__What the task requires__
Keep only the lines of the listing that include the word "Benzo", and copy them.

__Records from a dataset__
— START —
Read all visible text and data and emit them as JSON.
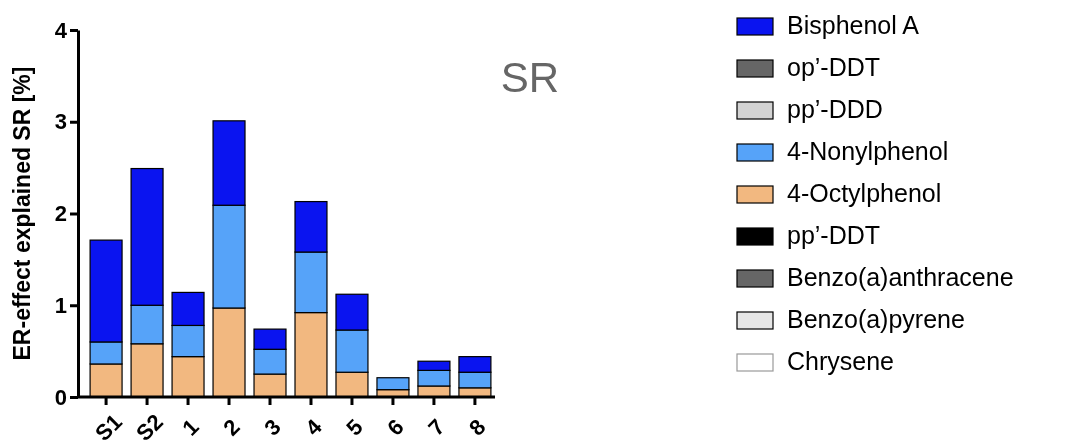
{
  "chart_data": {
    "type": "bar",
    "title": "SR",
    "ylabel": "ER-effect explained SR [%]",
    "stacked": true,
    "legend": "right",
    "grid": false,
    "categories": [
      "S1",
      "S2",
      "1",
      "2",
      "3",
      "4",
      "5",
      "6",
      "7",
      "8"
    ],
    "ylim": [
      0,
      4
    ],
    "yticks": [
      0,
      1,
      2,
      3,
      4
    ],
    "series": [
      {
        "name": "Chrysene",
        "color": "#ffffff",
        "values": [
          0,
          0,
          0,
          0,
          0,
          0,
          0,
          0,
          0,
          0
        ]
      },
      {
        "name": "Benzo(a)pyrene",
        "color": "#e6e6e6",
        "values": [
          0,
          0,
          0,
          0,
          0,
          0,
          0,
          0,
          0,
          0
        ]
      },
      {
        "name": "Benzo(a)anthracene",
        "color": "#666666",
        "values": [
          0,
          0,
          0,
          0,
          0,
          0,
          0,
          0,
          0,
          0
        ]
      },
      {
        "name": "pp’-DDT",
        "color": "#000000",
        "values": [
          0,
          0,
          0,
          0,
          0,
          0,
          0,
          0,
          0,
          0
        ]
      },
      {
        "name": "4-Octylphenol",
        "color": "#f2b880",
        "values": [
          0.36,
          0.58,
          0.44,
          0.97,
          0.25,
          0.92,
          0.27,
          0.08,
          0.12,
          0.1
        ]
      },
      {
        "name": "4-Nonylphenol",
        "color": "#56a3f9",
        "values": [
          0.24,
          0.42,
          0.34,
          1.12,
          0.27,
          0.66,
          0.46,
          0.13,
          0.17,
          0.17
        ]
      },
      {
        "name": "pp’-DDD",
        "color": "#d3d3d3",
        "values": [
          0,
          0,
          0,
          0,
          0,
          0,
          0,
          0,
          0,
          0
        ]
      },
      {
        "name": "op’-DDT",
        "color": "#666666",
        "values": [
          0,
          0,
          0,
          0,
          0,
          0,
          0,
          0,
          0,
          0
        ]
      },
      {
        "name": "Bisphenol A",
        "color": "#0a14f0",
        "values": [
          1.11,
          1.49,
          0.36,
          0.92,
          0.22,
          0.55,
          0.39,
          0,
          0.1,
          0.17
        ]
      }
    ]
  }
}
— END —
__Exercise result__
        "name": "Benzo(a)pyrene",
        "name": "Benzo(a)anthracene",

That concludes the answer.